TASK DETAILS: Pull every "Mono" line out of the data below.

DATA FOR THIS TASK:
* * * *

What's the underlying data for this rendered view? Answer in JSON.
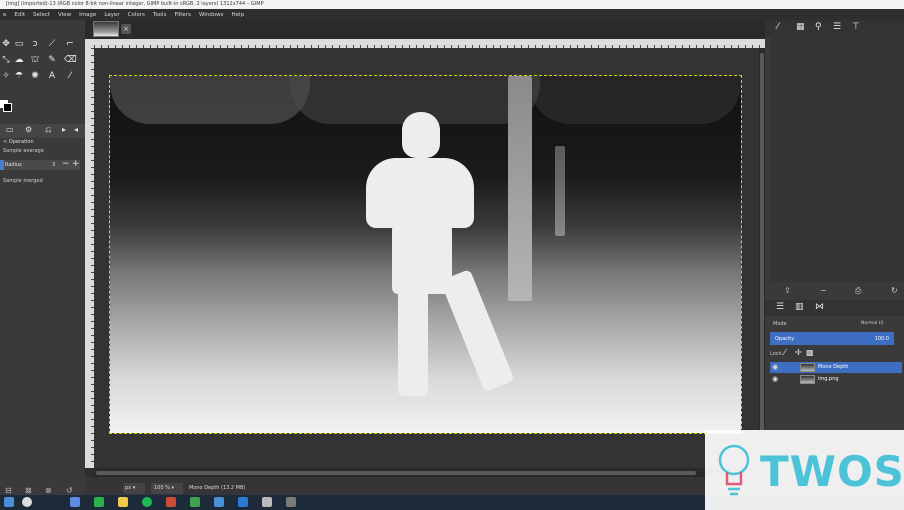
{
  "title": "[img] (imported)-13 (RGB color 8-bit non-linear integer, GIMP built-in sRGB, 2 layers) 1312x744 – GIMP",
  "menu": [
    "e",
    "Edit",
    "Select",
    "View",
    "Image",
    "Layer",
    "Colors",
    "Tools",
    "Filters",
    "Windows",
    "Help"
  ],
  "tool_options": {
    "title": "< Operation",
    "sample_average": "Sample average",
    "radius_label": "Radius",
    "radius_value": "3",
    "minus": "−",
    "plus": "+",
    "sample_merged": "Sample merged"
  },
  "status": {
    "unit": "px",
    "zoom": "100 %",
    "text": "Mono Depth (13.2 MB)"
  },
  "layers_panel": {
    "mode_label": "Mode",
    "mode_value": "Normal (l)",
    "opacity_label": "Opacity",
    "opacity_value": "100.0",
    "lock_label": "Lock:",
    "layers": [
      {
        "name": "Mono Depth",
        "selected": true
      },
      {
        "name": "img.png",
        "selected": false
      }
    ]
  },
  "watermark": "TWOS",
  "colors": {
    "accent": "#3d6ec2",
    "watermark": "#4cc3d9",
    "selection_outline": "#d6d600"
  }
}
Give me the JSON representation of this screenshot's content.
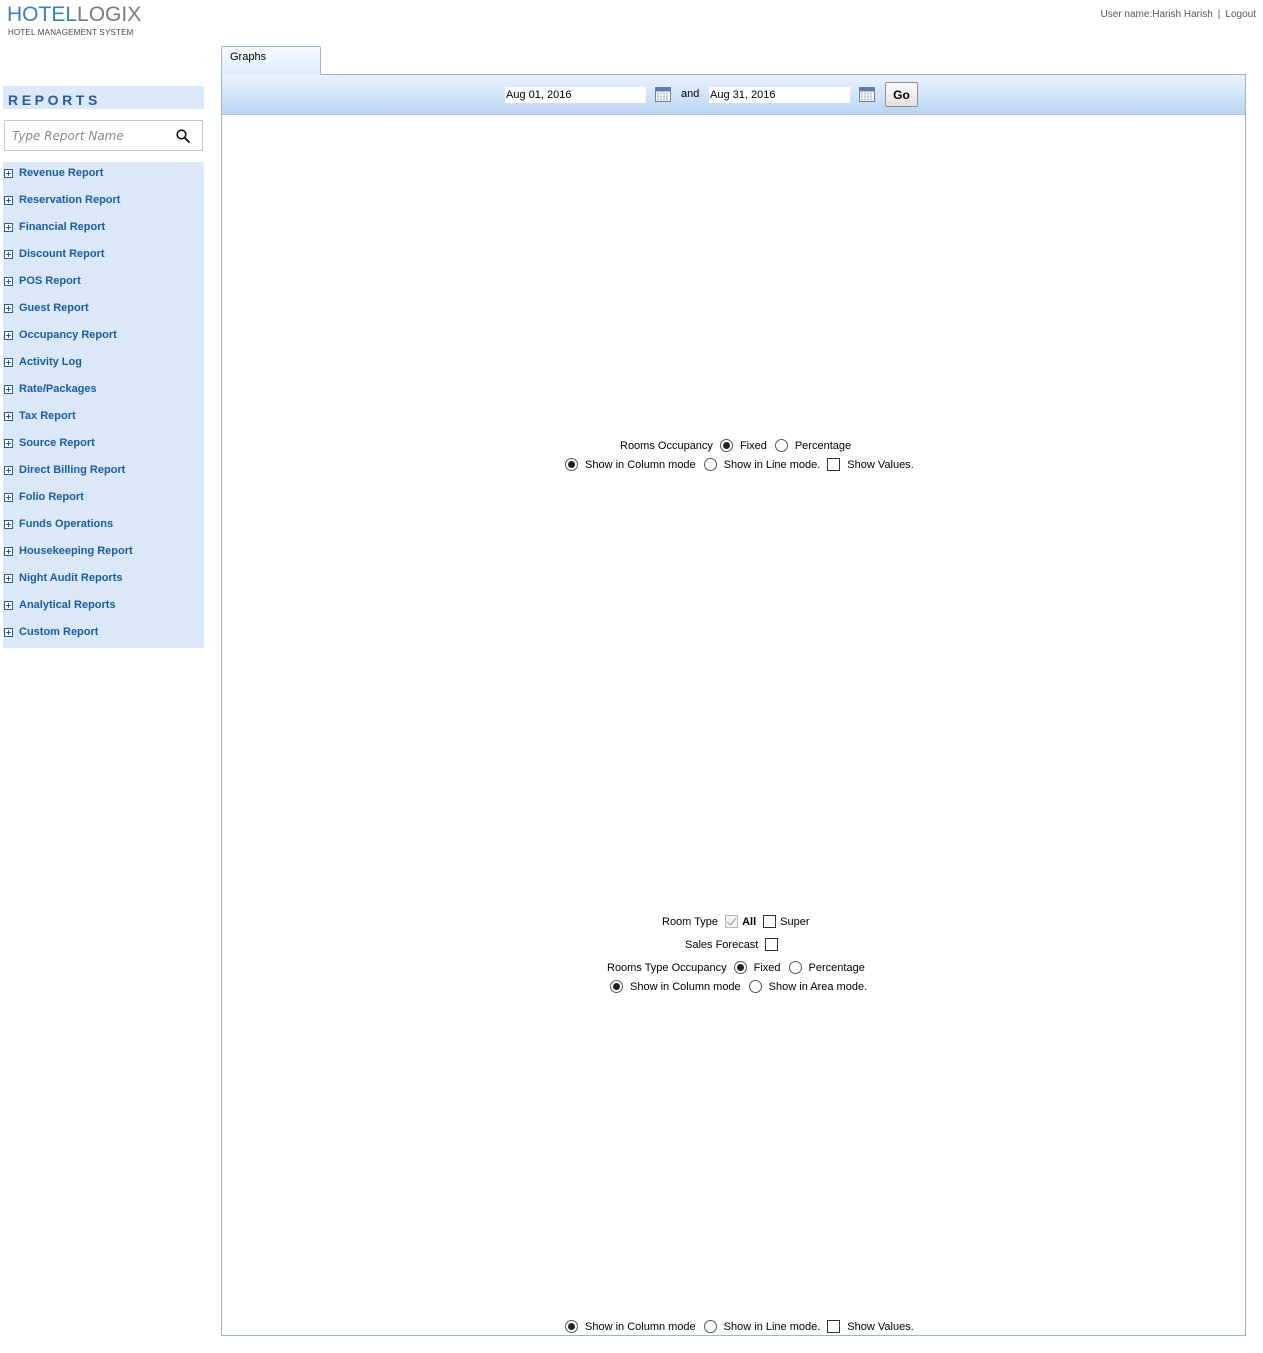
{
  "header": {
    "logo_hotel": "HOTEL",
    "logo_logix": "LOGIX",
    "logo_subtitle": "HOTEL MANAGEMENT SYSTEM",
    "user_name": "User name:Harish Harish",
    "separator": "|",
    "logout": "Logout"
  },
  "sidebar": {
    "title": "REPORTS",
    "search_placeholder": "Type Report Name",
    "items": [
      {
        "label": "Revenue Report"
      },
      {
        "label": "Reservation Report"
      },
      {
        "label": "Financial Report"
      },
      {
        "label": "Discount Report"
      },
      {
        "label": "POS Report"
      },
      {
        "label": "Guest Report"
      },
      {
        "label": "Occupancy Report"
      },
      {
        "label": "Activity Log"
      },
      {
        "label": "Rate/Packages"
      },
      {
        "label": "Tax Report"
      },
      {
        "label": "Source Report"
      },
      {
        "label": "Direct Billing Report"
      },
      {
        "label": "Folio Report"
      },
      {
        "label": "Funds Operations"
      },
      {
        "label": "Housekeeping Report"
      },
      {
        "label": "Night Audit Reports"
      },
      {
        "label": "Analytical Reports"
      },
      {
        "label": "Custom Report"
      }
    ]
  },
  "tabs": [
    {
      "label": "Graphs"
    }
  ],
  "toolbar": {
    "start_date": "Aug 01, 2016",
    "and_label": "and",
    "end_date": "Aug 31, 2016",
    "go_label": "Go"
  },
  "rooms_occupancy": {
    "label": "Rooms Occupancy",
    "fixed": "Fixed",
    "percentage": "Percentage",
    "selected": "Fixed",
    "column_mode": "Show in Column mode",
    "line_mode": "Show in Line mode.",
    "show_values": "Show Values.",
    "mode_selected": "Column"
  },
  "room_type": {
    "label": "Room Type",
    "all": "All",
    "super": "Super",
    "sales_forecast": "Sales Forecast",
    "occupancy_label": "Rooms Type Occupancy",
    "fixed": "Fixed",
    "percentage": "Percentage",
    "selected": "Fixed",
    "column_mode": "Show in Column mode",
    "area_mode": "Show in Area mode.",
    "mode_selected": "Column"
  },
  "bottom_chart": {
    "column_mode": "Show in Column mode",
    "line_mode": "Show in Line mode.",
    "show_values": "Show Values.",
    "mode_selected": "Column"
  },
  "colors": {
    "brand_blue": "#3d7ebd",
    "menu_text": "#1c5c9c",
    "sidebar_bg": "#dbe8f7"
  }
}
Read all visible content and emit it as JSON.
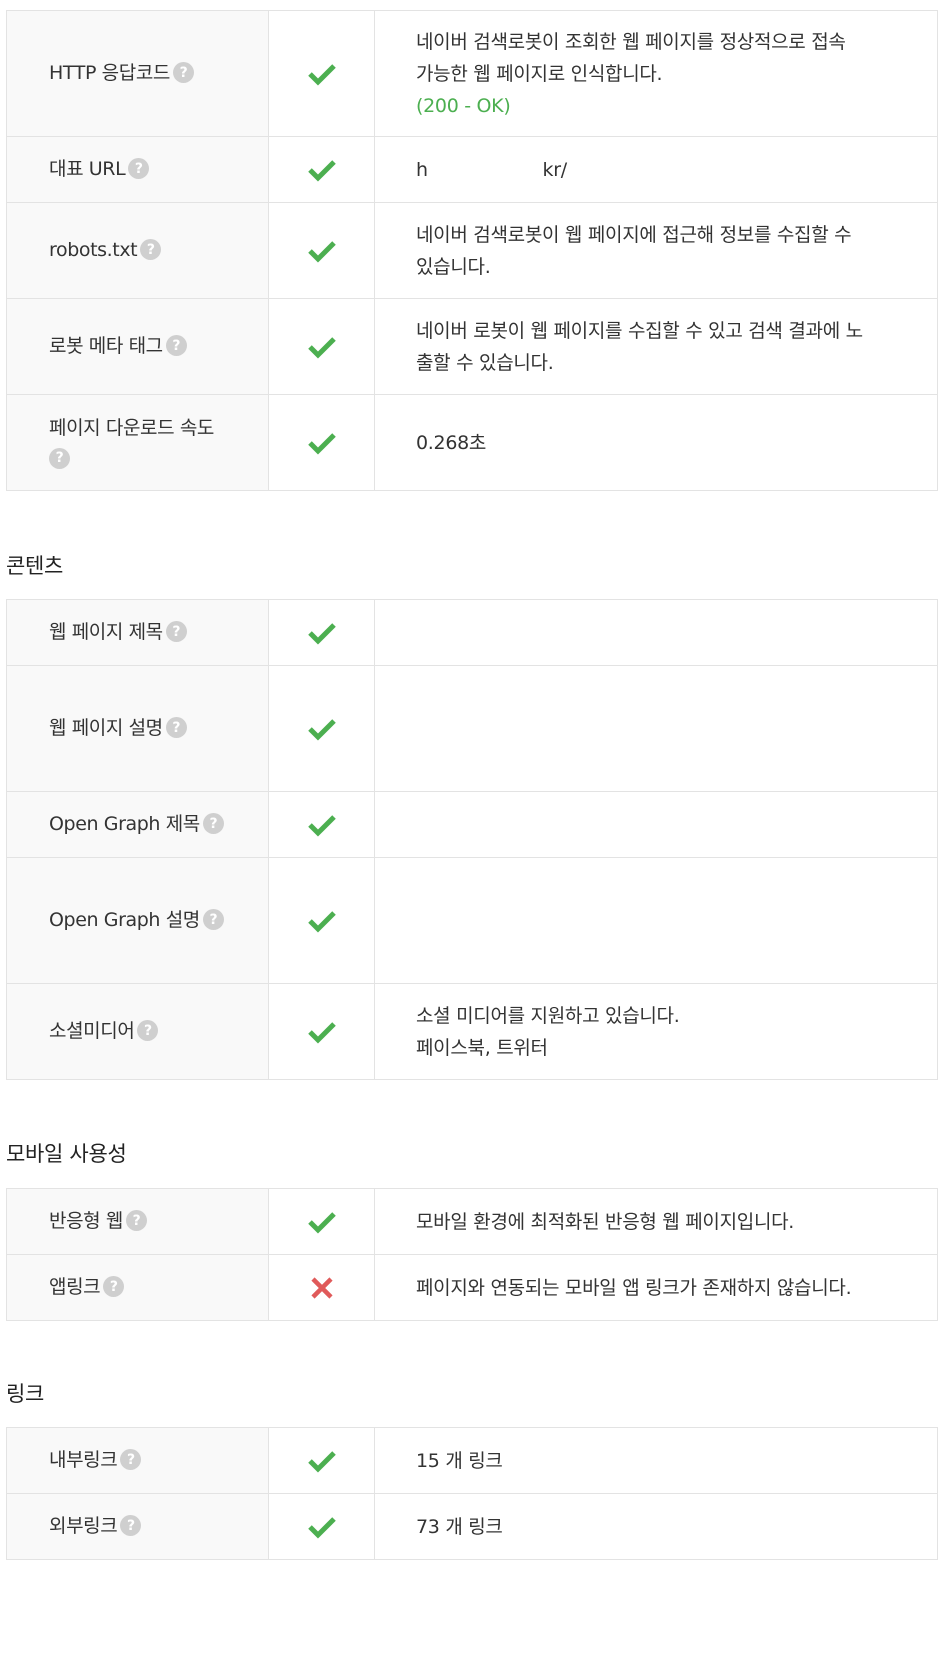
{
  "help_glyph": "?",
  "colors": {
    "check": "#4caf50",
    "cross": "#e05a5a",
    "ok_text": "#4caf50"
  },
  "crawl": {
    "rows": [
      {
        "label": "HTTP 응답코드",
        "status": "ok",
        "lines": [
          "네이버 검색로봇이 조회한 웹 페이지를 정상적으로 접속",
          "가능한 웹 페이지로 인식합니다."
        ],
        "note": "(200 - OK)"
      },
      {
        "label": "대표 URL",
        "status": "ok",
        "lines": [
          "h                    kr/"
        ]
      },
      {
        "label": "robots.txt",
        "status": "ok",
        "lines": [
          "네이버 검색로봇이 웹 페이지에 접근해 정보를 수집할 수",
          "있습니다."
        ]
      },
      {
        "label": "로봇 메타 태그",
        "status": "ok",
        "lines": [
          "네이버 로봇이 웹 페이지를 수집할 수 있고 검색 결과에 노",
          "출할 수 있습니다."
        ]
      },
      {
        "label": "페이지 다운로드 속도",
        "status": "ok",
        "lines": [
          "0.268초"
        ]
      }
    ]
  },
  "content": {
    "title": "콘텐츠",
    "rows": [
      {
        "label": "웹 페이지 제목",
        "status": "ok",
        "lines": [
          ""
        ]
      },
      {
        "label": "웹 페이지 설명",
        "status": "ok",
        "lines": [
          "",
          "",
          ""
        ]
      },
      {
        "label": "Open Graph 제목",
        "status": "ok",
        "lines": [
          ""
        ]
      },
      {
        "label": "Open Graph 설명",
        "status": "ok",
        "lines": [
          "",
          "",
          ""
        ]
      },
      {
        "label": "소셜미디어",
        "status": "ok",
        "lines": [
          "소셜 미디어를 지원하고 있습니다.",
          "페이스북, 트위터"
        ]
      }
    ]
  },
  "mobile": {
    "title": "모바일 사용성",
    "rows": [
      {
        "label": "반응형 웹",
        "status": "ok",
        "lines": [
          "모바일 환경에 최적화된 반응형 웹 페이지입니다."
        ]
      },
      {
        "label": "앱링크",
        "status": "fail",
        "lines": [
          "페이지와 연동되는 모바일 앱 링크가 존재하지 않습니다."
        ]
      }
    ]
  },
  "links": {
    "title": "링크",
    "rows": [
      {
        "label": "내부링크",
        "status": "ok",
        "lines": [
          "15 개 링크"
        ]
      },
      {
        "label": "외부링크",
        "status": "ok",
        "lines": [
          "73 개 링크"
        ]
      }
    ]
  }
}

* * * *

WORKED ANSWER:
    "text": "Mono Depth (13.2 MB)"
        "name": "Mono Depth",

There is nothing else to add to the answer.